(Extracts from a graphics dataset)

__________

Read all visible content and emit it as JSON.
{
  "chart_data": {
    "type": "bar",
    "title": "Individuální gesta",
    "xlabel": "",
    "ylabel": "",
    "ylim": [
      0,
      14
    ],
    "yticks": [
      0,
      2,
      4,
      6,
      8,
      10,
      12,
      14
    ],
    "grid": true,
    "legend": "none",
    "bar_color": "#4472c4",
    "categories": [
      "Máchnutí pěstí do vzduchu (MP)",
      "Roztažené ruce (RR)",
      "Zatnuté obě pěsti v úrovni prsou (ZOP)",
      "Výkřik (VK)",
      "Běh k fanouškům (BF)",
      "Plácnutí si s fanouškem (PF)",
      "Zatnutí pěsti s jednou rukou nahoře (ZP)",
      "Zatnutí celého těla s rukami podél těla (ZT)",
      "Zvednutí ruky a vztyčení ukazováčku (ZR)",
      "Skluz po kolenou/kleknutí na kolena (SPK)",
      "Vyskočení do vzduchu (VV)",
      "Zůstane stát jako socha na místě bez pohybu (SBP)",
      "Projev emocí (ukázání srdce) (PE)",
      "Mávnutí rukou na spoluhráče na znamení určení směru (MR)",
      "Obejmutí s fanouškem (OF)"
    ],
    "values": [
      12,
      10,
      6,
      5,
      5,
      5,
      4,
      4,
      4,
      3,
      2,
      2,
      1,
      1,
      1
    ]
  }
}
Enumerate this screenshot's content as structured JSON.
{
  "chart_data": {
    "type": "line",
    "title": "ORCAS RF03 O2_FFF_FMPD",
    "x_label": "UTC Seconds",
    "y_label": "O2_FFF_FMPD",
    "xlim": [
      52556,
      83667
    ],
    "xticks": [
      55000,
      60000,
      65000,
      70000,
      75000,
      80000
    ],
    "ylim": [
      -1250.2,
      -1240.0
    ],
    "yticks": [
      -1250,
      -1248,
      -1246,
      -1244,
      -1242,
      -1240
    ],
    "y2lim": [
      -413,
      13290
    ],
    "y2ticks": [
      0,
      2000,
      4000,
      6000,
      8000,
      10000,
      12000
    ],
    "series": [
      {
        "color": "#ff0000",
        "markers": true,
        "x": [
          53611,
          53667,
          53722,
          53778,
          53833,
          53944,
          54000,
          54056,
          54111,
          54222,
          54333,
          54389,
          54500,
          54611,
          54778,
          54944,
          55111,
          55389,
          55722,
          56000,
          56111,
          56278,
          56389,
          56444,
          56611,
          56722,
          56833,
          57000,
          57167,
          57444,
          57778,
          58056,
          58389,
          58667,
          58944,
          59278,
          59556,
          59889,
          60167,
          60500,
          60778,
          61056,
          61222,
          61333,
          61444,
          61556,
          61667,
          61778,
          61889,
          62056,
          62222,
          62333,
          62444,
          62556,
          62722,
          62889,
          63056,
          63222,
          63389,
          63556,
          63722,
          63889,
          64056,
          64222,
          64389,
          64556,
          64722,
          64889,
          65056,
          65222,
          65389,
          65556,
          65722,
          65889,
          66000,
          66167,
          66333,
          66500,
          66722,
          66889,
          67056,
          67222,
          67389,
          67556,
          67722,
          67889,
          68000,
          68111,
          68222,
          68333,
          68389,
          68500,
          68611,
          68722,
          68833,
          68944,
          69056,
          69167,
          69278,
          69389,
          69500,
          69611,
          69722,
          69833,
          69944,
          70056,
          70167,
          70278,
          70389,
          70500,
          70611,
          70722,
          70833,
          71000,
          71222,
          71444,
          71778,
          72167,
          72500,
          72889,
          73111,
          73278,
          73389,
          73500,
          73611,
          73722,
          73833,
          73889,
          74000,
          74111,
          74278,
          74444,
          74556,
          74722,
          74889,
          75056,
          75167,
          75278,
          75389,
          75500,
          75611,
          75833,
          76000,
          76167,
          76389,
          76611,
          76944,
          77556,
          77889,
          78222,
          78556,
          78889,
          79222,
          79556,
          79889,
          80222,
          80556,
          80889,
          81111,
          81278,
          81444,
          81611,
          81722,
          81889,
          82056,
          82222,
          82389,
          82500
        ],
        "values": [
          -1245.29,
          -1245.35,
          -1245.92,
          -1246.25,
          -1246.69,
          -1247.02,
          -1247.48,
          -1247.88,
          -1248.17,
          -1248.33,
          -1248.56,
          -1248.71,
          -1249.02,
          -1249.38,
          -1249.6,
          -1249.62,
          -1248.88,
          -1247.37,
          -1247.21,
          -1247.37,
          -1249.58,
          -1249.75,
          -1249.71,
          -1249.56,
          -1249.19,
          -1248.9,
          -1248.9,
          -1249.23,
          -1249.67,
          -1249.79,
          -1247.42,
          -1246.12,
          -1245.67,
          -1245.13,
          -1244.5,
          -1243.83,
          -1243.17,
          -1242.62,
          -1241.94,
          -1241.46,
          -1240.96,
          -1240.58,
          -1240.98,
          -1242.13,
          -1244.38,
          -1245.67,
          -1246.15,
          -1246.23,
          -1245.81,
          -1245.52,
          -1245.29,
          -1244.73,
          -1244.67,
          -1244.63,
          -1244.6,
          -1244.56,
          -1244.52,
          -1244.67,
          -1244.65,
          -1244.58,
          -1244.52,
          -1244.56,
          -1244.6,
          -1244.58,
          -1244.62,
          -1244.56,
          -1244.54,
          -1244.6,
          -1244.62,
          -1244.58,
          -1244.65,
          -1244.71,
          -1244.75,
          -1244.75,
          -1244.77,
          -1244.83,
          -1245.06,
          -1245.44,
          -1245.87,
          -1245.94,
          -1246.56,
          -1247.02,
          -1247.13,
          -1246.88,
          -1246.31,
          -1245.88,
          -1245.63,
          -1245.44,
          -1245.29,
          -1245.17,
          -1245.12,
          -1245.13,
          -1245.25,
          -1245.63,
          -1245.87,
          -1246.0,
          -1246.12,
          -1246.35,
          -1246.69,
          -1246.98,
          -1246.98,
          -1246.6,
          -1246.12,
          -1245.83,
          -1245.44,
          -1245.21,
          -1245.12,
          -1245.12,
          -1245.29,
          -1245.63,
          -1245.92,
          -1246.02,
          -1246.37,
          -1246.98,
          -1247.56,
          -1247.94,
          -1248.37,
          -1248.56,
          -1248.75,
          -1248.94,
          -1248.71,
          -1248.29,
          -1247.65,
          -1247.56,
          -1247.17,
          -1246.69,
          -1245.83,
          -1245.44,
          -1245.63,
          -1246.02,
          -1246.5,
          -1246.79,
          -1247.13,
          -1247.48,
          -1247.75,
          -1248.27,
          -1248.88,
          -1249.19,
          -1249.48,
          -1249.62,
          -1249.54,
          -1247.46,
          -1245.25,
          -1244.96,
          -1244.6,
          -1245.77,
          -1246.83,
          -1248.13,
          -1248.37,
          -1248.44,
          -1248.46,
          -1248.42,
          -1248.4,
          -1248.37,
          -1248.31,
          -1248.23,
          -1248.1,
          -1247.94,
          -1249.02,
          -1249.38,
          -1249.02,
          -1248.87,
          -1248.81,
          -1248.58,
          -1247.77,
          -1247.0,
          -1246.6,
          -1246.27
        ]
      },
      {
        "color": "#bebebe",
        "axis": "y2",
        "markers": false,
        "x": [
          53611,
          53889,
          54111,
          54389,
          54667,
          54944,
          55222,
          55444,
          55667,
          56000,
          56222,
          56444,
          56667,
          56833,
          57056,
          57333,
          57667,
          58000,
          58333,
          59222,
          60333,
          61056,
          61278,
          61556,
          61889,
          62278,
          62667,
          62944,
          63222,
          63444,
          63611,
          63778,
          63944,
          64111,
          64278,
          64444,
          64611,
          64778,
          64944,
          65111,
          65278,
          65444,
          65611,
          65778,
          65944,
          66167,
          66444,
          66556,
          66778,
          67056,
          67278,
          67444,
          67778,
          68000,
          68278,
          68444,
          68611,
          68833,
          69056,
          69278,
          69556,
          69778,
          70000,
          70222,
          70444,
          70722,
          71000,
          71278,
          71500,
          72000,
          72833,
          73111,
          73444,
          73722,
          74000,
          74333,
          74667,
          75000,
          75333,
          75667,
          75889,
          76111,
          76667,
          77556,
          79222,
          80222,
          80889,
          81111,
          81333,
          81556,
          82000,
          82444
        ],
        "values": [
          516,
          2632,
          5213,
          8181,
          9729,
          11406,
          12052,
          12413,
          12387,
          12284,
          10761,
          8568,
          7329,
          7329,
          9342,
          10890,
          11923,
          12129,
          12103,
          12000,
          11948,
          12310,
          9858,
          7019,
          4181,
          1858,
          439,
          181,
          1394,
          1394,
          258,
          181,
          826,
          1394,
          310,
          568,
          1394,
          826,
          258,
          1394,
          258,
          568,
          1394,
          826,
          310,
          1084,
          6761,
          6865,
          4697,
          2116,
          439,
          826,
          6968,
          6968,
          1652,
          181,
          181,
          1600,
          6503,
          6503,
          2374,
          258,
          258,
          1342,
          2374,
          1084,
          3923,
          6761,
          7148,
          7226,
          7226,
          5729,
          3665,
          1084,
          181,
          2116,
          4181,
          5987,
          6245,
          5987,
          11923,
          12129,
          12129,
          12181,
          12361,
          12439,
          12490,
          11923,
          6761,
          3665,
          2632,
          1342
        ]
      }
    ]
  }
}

__________

§ **Work to complete**
Whichever lines contain the string "Zatnutí", select and copy them.

§ **Exercise response**
      "Zatnutí pěsti s jednou rukou nahoře (ZP)",
      "Zatnutí celého těla s rukami podél těla (ZT)",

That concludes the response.